INSTRUCTIONS TO FOLLOW:
Provide nothing beyond the count of lines that include the string "columnar".

INFORMATION PROVIDED:
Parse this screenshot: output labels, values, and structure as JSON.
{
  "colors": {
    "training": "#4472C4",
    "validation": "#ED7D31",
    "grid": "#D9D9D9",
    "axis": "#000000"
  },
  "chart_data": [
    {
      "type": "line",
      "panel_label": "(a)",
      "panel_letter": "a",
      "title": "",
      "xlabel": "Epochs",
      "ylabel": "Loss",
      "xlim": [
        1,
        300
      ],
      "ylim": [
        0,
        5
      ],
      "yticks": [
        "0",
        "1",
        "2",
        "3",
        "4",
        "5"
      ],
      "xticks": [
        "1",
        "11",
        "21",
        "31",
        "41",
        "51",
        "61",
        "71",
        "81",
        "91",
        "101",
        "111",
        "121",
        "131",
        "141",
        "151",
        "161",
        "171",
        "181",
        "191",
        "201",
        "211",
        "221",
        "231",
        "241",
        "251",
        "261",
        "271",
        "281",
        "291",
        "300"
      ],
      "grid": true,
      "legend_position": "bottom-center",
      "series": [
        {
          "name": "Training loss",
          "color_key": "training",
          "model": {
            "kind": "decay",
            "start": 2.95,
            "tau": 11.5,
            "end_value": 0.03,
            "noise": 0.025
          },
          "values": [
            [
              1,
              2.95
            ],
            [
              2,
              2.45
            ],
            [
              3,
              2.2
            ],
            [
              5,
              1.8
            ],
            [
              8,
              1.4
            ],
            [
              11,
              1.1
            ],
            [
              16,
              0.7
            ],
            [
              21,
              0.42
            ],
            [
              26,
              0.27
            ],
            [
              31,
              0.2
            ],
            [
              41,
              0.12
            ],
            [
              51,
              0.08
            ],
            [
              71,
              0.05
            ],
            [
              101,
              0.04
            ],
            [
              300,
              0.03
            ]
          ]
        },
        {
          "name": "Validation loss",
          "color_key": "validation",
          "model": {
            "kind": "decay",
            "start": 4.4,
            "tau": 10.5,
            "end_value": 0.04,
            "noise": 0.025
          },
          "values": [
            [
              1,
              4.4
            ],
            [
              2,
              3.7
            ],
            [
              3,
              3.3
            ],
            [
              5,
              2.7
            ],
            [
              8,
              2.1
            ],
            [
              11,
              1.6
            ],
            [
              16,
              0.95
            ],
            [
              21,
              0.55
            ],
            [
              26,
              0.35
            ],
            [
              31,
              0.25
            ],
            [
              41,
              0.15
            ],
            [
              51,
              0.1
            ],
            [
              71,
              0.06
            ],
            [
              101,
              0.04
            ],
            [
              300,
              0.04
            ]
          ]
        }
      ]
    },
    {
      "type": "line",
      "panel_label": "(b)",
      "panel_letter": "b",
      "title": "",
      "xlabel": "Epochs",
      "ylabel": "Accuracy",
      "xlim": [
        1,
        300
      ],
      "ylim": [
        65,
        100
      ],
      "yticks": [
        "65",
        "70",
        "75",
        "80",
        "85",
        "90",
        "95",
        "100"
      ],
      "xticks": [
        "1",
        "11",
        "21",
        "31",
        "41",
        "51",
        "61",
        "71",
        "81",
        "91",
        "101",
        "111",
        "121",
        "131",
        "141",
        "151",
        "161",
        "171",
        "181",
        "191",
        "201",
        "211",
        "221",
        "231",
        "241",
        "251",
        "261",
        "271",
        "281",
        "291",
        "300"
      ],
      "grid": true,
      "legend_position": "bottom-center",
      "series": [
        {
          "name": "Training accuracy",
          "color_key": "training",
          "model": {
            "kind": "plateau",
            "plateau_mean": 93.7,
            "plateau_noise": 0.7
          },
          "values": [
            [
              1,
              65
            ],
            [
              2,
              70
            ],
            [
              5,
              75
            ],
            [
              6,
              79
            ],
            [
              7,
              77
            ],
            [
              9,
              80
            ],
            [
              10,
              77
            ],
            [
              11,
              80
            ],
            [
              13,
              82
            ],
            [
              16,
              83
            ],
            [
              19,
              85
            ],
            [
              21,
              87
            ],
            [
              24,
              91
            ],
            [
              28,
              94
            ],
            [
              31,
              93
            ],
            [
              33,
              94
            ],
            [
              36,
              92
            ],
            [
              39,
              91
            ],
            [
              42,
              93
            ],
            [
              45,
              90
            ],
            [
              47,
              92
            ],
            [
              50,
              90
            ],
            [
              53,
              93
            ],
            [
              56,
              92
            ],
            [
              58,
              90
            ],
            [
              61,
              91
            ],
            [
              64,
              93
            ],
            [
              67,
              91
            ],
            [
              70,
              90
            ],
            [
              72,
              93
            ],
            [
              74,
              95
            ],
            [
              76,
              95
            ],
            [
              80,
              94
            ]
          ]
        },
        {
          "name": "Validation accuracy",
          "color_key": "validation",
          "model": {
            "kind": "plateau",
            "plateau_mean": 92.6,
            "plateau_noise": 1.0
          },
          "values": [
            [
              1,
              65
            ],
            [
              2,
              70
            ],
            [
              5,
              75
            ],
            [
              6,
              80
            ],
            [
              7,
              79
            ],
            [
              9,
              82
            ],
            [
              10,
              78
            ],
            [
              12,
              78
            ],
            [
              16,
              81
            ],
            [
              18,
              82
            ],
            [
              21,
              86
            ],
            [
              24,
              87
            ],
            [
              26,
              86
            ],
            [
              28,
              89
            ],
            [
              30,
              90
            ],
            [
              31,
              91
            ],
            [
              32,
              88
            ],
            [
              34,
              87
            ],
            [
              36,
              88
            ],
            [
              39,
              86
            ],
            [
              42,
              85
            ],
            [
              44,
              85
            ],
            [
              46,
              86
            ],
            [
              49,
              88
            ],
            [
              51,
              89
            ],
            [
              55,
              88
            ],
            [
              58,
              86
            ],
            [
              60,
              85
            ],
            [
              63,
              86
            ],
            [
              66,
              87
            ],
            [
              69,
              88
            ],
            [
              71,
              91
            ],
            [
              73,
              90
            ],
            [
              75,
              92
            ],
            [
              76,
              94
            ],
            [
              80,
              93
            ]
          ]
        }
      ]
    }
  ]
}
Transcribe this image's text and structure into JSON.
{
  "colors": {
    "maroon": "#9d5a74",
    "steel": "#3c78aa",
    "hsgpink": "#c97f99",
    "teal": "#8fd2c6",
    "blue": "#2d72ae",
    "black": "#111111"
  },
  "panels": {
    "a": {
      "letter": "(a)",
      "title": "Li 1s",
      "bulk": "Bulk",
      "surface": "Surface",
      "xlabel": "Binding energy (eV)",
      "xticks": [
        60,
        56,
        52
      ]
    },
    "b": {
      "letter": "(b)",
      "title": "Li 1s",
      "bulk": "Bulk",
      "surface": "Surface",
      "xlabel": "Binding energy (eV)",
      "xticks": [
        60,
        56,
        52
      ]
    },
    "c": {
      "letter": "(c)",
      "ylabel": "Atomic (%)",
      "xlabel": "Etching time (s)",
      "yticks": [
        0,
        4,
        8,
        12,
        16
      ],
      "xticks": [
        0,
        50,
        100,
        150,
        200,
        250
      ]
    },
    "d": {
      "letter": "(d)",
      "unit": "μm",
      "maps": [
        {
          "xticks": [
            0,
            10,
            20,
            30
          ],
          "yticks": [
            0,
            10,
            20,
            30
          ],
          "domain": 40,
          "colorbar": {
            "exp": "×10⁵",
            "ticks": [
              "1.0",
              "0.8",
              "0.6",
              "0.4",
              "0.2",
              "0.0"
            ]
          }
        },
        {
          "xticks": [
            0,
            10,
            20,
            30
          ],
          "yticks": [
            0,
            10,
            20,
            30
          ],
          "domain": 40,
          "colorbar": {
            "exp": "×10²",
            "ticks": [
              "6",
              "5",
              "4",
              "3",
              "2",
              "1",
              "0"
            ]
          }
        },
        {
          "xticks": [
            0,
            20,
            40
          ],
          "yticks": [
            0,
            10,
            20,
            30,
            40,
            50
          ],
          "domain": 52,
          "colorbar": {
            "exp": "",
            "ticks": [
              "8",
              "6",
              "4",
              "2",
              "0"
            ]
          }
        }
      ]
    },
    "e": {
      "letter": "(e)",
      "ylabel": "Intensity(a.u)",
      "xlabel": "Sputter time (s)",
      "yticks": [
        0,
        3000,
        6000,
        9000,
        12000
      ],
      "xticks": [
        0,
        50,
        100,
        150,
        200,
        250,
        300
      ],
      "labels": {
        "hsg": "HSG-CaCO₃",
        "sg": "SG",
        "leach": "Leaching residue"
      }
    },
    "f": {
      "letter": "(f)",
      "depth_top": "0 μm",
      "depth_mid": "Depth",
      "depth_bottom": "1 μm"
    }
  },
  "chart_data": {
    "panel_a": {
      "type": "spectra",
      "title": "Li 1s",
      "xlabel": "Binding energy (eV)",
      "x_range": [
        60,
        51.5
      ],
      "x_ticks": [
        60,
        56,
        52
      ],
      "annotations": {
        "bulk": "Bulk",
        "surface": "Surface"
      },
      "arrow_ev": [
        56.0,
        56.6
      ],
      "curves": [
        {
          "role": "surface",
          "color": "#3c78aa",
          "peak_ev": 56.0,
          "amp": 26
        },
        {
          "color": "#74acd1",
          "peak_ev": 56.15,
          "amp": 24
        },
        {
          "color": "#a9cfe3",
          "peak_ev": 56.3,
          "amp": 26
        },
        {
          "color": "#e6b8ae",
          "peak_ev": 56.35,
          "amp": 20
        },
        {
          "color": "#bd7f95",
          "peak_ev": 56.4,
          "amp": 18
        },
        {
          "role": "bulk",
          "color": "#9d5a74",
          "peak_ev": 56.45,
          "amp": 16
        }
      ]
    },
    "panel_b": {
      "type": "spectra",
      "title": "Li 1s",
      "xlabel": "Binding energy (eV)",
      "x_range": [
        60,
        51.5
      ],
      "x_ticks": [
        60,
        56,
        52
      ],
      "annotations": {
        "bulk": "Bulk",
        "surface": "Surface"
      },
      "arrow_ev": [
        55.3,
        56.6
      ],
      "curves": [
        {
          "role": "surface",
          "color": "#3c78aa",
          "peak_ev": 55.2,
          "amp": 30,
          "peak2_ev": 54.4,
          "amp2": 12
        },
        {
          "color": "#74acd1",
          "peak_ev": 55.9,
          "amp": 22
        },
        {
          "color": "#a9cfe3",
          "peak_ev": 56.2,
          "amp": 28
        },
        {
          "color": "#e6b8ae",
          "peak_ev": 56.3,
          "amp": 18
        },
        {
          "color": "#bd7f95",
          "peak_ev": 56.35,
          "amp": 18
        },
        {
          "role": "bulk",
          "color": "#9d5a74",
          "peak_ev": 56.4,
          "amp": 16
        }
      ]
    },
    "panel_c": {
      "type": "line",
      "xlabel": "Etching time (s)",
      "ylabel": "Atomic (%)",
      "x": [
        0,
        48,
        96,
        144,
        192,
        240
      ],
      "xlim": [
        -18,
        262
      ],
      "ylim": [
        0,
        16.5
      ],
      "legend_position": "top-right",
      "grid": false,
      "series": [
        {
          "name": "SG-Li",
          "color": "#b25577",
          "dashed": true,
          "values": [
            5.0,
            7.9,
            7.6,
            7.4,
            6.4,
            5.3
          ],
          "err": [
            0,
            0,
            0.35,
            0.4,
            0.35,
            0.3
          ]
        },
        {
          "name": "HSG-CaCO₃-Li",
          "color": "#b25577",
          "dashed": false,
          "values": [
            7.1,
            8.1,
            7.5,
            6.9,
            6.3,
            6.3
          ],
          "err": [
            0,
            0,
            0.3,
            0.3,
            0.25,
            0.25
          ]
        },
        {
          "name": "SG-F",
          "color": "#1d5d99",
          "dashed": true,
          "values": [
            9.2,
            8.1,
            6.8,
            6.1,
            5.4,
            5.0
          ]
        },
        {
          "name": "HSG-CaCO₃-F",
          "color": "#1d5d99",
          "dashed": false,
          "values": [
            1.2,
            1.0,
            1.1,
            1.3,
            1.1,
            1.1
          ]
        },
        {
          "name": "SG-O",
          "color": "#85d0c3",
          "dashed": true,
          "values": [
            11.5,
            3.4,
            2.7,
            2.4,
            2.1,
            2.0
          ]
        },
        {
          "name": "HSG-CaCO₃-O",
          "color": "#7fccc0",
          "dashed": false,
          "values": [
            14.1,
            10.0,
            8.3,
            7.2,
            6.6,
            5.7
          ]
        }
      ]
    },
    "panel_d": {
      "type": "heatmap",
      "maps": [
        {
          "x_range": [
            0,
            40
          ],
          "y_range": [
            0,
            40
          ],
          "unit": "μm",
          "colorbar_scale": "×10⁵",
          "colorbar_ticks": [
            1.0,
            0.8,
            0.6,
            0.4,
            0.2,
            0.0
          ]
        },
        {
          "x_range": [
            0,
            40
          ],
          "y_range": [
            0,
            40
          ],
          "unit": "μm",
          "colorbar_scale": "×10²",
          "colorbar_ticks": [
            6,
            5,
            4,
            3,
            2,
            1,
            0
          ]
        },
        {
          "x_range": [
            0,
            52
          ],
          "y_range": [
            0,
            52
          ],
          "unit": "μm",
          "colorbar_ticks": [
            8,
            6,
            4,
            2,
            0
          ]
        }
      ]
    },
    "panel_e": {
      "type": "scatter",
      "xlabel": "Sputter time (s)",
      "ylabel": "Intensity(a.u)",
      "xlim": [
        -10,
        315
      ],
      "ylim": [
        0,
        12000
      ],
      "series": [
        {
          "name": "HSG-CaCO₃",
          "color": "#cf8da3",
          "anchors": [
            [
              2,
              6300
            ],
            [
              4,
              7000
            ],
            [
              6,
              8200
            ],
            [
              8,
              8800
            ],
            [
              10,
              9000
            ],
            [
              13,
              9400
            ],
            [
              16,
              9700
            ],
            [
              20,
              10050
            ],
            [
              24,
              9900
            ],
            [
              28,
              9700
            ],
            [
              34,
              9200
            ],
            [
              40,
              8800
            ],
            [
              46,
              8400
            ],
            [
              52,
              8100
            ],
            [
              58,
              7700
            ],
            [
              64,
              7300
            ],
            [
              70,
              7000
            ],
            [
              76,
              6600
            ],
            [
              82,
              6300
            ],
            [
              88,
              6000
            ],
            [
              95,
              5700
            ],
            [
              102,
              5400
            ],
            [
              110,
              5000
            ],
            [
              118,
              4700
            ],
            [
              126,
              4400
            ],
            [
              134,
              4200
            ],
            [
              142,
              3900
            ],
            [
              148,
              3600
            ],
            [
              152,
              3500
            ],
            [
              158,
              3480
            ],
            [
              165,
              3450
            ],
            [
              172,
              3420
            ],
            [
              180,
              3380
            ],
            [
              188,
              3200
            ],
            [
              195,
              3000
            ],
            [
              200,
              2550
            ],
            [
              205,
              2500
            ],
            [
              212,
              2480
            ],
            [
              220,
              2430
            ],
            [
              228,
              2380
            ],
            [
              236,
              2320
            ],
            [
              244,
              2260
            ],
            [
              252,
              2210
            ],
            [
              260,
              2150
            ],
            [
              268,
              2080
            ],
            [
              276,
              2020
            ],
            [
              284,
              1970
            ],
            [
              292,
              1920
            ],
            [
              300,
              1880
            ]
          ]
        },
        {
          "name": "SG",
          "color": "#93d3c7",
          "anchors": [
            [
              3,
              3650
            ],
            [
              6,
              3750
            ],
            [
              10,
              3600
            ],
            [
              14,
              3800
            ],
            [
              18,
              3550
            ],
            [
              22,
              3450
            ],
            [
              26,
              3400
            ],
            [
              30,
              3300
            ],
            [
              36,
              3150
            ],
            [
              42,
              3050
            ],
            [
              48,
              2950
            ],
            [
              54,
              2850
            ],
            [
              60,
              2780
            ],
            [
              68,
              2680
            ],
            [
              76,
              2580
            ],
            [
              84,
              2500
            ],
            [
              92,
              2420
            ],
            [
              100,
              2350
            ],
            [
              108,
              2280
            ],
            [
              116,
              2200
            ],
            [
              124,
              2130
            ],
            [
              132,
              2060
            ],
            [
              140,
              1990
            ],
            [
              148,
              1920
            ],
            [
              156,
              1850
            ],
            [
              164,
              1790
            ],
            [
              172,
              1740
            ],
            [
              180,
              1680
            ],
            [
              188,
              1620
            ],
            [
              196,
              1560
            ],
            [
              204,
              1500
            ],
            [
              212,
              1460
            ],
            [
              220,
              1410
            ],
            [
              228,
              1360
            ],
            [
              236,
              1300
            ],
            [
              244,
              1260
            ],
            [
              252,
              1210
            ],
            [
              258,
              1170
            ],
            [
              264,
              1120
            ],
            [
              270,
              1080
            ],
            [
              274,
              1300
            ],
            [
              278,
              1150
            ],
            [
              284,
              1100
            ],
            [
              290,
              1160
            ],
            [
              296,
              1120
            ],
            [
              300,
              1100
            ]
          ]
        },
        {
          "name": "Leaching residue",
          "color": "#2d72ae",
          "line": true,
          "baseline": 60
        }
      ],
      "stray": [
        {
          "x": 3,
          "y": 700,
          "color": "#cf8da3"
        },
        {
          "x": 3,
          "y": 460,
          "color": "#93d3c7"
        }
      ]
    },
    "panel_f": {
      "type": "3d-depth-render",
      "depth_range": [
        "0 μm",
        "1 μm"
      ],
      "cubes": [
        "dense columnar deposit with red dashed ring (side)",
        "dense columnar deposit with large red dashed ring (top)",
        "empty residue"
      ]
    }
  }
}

RESULT BELOW:
2